Objective.
Bring together all lines of the material below that contain the string "xlabel".
··· Information supplied
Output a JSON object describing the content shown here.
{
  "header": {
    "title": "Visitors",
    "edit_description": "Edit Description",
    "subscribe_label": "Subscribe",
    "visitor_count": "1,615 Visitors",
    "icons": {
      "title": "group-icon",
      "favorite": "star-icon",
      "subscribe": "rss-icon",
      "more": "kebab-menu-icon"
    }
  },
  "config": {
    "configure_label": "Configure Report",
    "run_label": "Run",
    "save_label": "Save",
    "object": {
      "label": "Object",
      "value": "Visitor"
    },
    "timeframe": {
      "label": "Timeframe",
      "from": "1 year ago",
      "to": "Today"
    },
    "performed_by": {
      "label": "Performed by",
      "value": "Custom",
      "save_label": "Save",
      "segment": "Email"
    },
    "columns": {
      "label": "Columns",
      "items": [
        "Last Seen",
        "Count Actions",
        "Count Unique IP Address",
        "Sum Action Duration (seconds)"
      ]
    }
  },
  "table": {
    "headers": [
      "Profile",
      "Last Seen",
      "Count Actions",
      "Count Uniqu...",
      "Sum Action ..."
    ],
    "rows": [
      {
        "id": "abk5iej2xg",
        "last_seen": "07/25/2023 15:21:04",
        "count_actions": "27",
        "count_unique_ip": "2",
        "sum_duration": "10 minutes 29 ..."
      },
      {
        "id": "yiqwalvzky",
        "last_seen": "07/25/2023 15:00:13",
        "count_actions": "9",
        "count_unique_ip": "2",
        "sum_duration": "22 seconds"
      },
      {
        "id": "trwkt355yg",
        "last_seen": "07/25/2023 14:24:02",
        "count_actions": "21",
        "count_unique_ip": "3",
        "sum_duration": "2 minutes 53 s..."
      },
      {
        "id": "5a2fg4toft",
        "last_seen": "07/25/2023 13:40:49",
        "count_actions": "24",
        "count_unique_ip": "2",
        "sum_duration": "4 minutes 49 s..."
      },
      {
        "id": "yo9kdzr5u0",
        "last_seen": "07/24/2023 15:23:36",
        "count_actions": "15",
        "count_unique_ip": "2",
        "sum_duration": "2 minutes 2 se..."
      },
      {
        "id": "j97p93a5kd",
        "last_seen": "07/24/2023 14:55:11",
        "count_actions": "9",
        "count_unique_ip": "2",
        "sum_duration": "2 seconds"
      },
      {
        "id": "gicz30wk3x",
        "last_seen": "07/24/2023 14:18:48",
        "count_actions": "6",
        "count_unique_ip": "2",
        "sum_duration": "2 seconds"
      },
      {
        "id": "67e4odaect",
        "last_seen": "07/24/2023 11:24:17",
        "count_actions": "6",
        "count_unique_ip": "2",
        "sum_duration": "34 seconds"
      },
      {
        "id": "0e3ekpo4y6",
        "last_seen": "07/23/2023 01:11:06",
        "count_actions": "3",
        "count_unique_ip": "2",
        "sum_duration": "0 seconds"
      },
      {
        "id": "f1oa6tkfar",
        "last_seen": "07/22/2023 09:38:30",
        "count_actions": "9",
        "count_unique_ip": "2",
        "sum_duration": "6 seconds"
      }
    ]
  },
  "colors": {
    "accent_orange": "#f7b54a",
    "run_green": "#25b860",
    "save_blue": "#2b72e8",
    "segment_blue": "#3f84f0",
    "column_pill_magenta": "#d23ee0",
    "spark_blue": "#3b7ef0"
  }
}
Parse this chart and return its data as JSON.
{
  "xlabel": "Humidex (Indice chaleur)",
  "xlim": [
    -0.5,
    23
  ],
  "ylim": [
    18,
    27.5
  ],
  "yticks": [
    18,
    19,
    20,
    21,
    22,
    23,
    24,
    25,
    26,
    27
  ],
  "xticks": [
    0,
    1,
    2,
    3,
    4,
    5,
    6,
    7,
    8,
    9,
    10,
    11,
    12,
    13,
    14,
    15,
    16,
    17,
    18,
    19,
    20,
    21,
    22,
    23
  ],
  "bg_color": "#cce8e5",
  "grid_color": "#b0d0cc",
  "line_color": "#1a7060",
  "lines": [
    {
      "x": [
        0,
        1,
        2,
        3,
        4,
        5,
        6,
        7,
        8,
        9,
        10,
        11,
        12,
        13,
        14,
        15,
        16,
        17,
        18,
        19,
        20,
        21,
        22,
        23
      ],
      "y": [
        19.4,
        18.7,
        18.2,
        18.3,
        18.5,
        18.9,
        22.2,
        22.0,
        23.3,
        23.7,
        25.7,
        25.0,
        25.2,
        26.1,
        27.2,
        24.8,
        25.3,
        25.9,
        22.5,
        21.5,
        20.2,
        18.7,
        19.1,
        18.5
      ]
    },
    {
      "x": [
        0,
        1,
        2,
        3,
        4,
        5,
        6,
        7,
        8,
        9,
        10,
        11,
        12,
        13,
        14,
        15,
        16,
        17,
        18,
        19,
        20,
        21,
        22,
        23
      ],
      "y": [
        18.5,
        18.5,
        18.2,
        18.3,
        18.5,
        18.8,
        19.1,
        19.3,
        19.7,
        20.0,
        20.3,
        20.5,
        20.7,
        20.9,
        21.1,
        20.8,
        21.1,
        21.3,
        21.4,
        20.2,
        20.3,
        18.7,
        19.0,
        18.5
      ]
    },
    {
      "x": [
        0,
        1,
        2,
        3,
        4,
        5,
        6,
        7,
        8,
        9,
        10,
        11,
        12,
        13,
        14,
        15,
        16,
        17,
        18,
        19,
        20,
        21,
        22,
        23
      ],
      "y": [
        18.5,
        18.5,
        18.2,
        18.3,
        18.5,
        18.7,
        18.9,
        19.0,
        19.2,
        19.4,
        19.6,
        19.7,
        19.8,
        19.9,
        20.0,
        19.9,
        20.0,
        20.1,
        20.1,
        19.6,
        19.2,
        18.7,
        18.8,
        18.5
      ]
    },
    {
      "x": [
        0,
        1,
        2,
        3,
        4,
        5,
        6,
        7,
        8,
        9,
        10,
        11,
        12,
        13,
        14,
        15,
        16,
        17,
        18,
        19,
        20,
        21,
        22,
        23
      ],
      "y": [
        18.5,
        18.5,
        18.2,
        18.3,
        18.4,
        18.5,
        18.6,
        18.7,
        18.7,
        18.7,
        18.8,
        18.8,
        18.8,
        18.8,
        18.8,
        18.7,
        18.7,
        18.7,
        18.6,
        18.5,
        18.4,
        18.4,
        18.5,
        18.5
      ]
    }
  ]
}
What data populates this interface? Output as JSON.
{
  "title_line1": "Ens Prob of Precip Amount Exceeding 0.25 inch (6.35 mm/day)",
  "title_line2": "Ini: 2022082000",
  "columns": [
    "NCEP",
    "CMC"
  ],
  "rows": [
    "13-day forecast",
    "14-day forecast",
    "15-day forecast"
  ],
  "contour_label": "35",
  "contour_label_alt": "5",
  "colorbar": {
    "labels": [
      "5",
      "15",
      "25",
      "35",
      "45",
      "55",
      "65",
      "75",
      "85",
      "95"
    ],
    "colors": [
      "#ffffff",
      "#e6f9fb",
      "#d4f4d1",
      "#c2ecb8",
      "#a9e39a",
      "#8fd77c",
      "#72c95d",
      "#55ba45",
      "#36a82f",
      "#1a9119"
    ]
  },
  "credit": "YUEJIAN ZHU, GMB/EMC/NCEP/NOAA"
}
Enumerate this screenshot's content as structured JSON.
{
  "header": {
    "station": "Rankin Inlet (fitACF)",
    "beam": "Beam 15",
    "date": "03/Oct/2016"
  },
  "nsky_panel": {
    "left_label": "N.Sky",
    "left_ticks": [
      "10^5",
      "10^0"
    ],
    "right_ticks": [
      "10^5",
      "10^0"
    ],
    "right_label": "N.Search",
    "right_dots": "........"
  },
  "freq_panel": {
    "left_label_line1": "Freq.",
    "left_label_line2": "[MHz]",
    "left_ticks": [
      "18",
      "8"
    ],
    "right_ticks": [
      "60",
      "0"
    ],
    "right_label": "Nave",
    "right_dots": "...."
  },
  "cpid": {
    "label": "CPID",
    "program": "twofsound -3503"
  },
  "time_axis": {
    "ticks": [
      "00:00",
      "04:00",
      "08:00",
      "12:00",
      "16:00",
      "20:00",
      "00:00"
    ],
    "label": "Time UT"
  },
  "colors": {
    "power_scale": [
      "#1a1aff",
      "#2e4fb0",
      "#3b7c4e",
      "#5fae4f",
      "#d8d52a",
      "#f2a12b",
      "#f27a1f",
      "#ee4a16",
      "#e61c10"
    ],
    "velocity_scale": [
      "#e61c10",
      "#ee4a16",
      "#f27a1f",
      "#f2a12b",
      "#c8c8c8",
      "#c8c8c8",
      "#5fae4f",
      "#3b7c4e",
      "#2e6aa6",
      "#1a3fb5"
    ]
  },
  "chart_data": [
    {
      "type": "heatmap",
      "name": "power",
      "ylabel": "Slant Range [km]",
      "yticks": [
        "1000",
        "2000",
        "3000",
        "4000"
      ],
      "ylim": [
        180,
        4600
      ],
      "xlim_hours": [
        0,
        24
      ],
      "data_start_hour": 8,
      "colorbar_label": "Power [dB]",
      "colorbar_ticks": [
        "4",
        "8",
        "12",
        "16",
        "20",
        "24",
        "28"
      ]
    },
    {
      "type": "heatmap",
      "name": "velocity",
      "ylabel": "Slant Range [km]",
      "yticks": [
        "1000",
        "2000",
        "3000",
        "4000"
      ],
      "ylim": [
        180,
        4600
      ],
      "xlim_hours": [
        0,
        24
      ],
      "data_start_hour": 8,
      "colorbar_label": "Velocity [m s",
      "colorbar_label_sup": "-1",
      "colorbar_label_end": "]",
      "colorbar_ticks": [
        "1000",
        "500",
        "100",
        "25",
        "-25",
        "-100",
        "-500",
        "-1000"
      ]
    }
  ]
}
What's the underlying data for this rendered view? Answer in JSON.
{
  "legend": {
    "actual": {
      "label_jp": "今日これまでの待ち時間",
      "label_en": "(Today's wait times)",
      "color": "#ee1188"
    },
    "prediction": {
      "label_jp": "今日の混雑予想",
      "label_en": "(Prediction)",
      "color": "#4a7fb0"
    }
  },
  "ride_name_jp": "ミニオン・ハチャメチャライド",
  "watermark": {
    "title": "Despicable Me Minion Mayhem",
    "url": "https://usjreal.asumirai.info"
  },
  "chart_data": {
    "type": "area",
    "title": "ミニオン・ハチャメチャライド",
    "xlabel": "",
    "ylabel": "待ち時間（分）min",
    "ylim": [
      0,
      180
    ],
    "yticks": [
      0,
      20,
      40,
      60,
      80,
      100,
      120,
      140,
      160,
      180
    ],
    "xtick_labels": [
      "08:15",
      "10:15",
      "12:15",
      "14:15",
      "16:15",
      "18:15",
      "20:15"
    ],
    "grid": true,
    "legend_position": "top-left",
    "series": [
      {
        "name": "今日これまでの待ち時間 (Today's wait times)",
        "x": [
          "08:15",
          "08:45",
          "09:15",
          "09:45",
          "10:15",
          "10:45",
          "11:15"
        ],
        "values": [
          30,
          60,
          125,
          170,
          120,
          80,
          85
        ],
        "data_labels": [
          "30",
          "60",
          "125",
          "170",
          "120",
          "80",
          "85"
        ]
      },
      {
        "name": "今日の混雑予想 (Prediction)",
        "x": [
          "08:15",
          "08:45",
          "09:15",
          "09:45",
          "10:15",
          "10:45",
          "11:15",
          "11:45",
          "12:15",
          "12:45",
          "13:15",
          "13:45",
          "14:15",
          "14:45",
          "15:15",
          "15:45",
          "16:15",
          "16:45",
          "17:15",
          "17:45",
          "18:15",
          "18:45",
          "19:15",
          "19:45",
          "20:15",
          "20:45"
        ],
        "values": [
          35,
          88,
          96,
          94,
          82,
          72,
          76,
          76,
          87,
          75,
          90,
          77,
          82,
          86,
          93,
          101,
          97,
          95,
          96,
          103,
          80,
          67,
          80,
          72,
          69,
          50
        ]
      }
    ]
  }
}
······
Solved problem.
  "xlabel": "Humidex (Indice chaleur)",
    "xlabel": "",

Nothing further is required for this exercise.